Exercise directions.
Where a line in the listing below contains the word "Allow", copy that line.

** START OF Data shown **

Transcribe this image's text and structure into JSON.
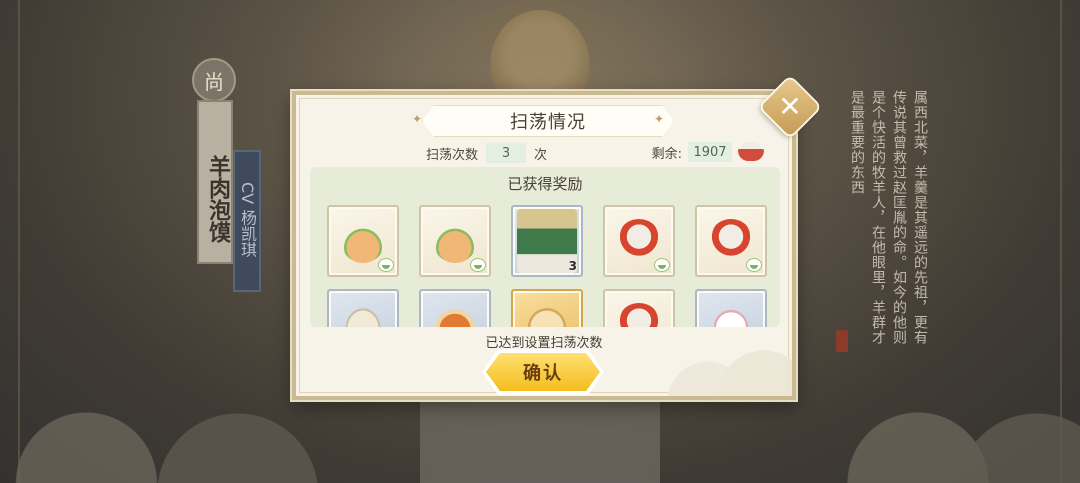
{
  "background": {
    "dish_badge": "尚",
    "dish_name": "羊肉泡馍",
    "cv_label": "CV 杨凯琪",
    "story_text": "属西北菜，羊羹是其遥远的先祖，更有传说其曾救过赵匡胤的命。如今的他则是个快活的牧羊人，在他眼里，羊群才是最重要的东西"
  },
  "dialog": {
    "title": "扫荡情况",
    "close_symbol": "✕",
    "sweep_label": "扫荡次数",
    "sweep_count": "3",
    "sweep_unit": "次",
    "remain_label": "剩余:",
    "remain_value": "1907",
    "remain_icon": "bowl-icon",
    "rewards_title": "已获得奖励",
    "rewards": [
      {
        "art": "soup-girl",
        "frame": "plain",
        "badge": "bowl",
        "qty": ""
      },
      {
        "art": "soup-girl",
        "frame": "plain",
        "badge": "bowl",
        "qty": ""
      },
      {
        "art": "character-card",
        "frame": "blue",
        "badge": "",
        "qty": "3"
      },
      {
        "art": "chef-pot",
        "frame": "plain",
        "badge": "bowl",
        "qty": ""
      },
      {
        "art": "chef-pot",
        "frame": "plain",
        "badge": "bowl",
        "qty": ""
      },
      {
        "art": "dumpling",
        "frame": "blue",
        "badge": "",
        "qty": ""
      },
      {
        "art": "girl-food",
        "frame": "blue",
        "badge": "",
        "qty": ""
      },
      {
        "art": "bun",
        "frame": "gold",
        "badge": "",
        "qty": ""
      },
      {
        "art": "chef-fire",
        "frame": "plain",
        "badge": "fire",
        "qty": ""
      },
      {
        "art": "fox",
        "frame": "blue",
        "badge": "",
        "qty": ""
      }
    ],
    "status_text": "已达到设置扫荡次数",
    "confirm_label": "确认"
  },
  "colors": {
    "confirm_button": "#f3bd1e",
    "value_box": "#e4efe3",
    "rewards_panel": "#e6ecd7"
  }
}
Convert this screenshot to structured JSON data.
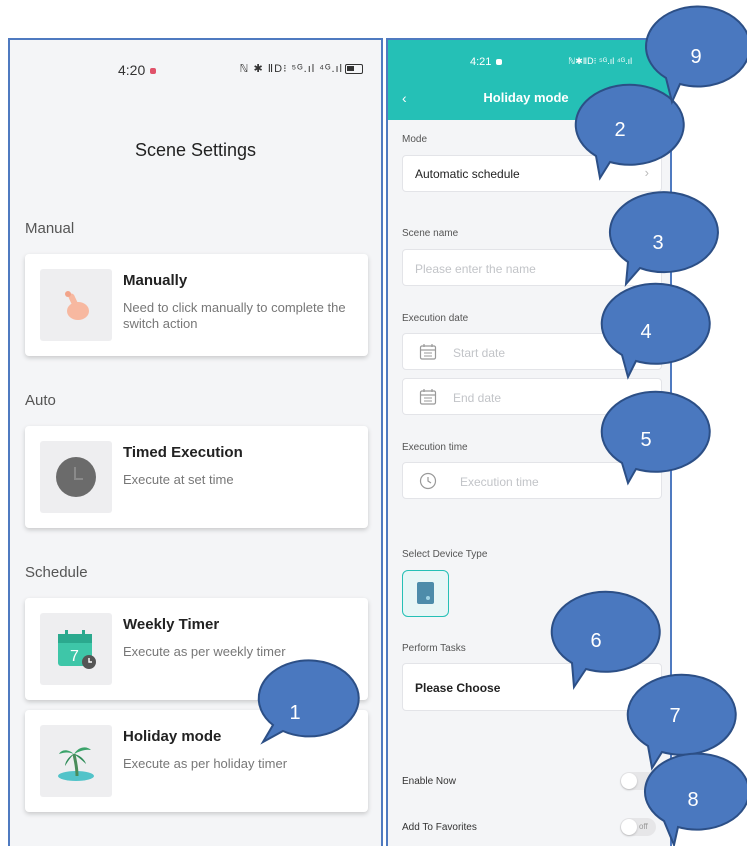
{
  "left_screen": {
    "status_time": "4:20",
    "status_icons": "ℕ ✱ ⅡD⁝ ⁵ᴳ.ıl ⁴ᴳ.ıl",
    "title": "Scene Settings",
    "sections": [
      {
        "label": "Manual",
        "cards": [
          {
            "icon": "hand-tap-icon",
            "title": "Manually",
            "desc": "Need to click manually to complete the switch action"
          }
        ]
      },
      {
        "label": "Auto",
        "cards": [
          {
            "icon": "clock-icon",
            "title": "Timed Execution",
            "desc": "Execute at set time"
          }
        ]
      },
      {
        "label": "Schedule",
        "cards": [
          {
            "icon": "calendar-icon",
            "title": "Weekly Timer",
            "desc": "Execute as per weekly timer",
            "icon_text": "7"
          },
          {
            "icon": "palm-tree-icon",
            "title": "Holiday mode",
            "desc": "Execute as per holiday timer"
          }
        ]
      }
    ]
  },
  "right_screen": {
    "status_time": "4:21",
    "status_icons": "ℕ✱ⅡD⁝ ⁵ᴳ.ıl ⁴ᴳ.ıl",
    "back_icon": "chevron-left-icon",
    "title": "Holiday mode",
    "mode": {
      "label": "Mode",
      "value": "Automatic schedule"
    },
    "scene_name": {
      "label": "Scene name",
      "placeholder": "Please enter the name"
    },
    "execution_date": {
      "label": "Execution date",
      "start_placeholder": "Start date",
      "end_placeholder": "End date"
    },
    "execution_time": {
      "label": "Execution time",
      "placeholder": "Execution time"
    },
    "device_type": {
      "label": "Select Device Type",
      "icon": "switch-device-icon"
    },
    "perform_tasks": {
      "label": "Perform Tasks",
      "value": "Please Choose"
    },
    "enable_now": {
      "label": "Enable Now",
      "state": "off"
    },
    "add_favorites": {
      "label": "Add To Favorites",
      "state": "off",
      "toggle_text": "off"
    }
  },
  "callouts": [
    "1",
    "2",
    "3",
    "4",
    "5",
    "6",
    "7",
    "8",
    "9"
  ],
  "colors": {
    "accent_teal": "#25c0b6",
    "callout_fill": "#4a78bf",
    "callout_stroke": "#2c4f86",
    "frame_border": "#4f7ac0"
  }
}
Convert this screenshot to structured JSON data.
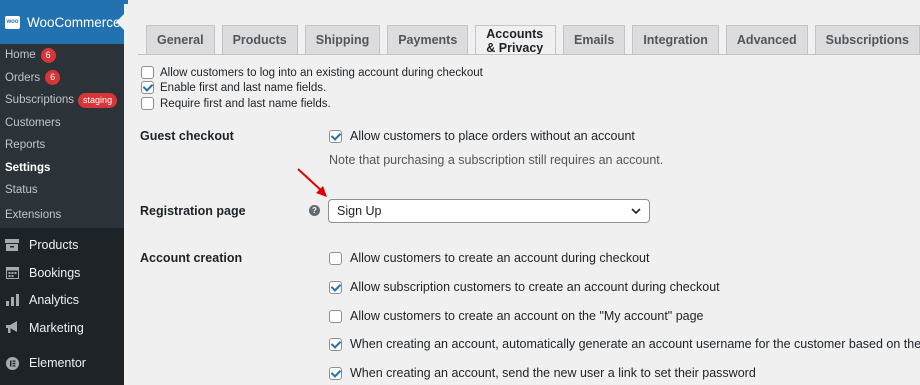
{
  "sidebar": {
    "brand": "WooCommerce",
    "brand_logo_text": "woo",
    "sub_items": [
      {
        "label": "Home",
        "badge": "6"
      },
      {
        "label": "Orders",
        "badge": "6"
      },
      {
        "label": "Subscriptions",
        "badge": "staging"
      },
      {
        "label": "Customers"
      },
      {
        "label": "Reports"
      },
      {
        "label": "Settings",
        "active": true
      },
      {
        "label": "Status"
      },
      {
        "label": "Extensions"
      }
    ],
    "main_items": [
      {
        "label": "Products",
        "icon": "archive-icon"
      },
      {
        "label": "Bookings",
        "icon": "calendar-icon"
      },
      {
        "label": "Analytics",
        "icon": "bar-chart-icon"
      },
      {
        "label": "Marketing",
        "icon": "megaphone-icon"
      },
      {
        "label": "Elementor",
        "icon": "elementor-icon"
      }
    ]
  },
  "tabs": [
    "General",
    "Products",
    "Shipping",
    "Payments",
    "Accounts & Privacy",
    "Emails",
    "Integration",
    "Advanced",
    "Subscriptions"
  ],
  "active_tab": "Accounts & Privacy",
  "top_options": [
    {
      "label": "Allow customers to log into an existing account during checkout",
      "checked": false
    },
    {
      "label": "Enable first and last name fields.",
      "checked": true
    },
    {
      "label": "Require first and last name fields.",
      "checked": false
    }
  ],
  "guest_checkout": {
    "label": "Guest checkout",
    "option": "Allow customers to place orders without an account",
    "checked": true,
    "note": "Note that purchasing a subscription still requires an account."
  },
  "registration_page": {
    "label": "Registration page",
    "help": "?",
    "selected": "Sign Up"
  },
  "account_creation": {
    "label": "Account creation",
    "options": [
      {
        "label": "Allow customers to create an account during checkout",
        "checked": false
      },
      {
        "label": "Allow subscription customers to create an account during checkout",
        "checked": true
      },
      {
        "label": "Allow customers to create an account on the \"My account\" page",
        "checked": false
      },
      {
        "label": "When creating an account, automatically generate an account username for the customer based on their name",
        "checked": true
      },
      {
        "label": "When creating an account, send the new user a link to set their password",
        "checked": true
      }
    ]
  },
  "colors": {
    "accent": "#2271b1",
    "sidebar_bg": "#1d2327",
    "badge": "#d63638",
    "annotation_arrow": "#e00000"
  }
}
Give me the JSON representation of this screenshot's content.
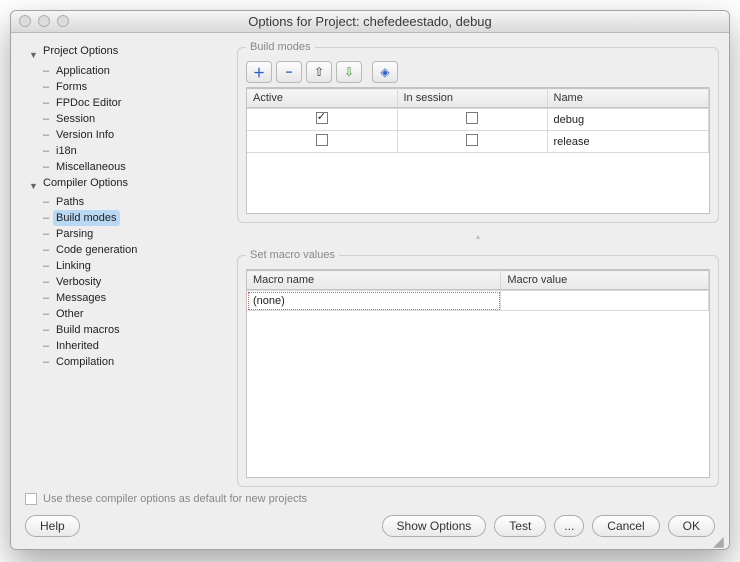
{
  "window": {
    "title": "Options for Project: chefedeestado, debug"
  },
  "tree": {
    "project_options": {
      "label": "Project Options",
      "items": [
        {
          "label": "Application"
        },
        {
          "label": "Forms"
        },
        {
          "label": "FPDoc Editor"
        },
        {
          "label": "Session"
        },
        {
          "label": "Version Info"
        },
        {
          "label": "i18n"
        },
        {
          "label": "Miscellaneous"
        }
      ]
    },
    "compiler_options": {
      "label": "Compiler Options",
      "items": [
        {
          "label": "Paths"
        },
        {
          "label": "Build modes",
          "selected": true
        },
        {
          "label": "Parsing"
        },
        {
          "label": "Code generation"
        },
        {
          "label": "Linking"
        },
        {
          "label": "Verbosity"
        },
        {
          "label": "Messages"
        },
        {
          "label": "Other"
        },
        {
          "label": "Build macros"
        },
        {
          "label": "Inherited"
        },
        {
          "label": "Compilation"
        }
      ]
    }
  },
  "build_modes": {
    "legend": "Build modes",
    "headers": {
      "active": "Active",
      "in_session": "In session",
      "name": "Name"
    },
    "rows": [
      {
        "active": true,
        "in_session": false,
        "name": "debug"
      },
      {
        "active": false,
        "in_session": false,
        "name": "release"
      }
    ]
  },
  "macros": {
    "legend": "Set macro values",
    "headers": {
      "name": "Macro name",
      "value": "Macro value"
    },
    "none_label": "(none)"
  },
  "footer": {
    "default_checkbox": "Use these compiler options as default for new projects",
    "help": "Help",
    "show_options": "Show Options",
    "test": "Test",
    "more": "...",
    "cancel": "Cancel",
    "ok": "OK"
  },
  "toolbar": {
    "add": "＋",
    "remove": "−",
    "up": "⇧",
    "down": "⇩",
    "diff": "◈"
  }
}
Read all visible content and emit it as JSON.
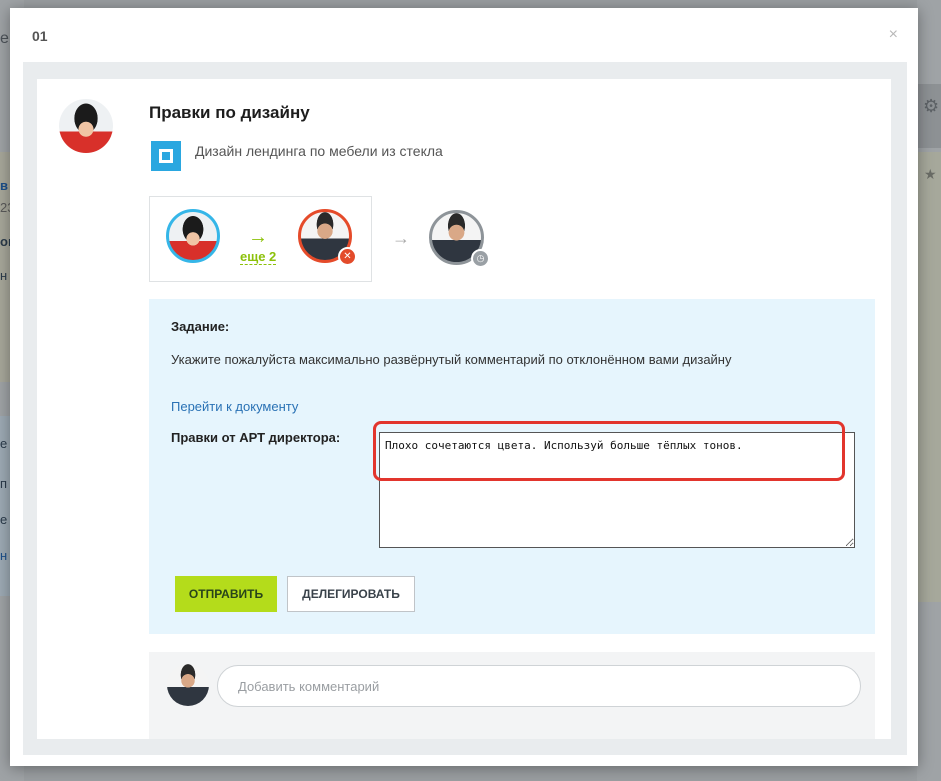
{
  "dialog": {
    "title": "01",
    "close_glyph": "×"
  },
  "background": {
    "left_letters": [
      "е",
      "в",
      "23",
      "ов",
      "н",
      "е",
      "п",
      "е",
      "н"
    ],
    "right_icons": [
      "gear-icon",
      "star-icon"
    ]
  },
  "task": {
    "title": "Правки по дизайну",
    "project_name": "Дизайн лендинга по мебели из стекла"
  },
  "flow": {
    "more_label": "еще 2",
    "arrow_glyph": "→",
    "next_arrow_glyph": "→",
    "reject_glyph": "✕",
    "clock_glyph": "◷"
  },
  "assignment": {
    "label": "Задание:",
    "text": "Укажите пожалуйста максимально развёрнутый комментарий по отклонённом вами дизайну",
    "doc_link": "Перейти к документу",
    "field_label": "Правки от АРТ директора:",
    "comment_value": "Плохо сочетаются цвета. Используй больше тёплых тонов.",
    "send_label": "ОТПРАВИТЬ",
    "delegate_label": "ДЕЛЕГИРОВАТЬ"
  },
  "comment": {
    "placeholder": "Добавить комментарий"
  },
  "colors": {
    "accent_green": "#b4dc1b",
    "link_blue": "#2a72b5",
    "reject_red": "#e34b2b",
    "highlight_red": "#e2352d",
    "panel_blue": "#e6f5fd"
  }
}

** END OF Data shown **

Solution to the exercise.
      "label": "Allow customers to log into an existing account during checkout",
    "option": "Allow customers to place orders without an account",
        "label": "Allow customers to create an account during checkout",
        "label": "Allow subscription customers to create an account during checkout",
        "label": "Allow customers to create an account on the \"My account\" page",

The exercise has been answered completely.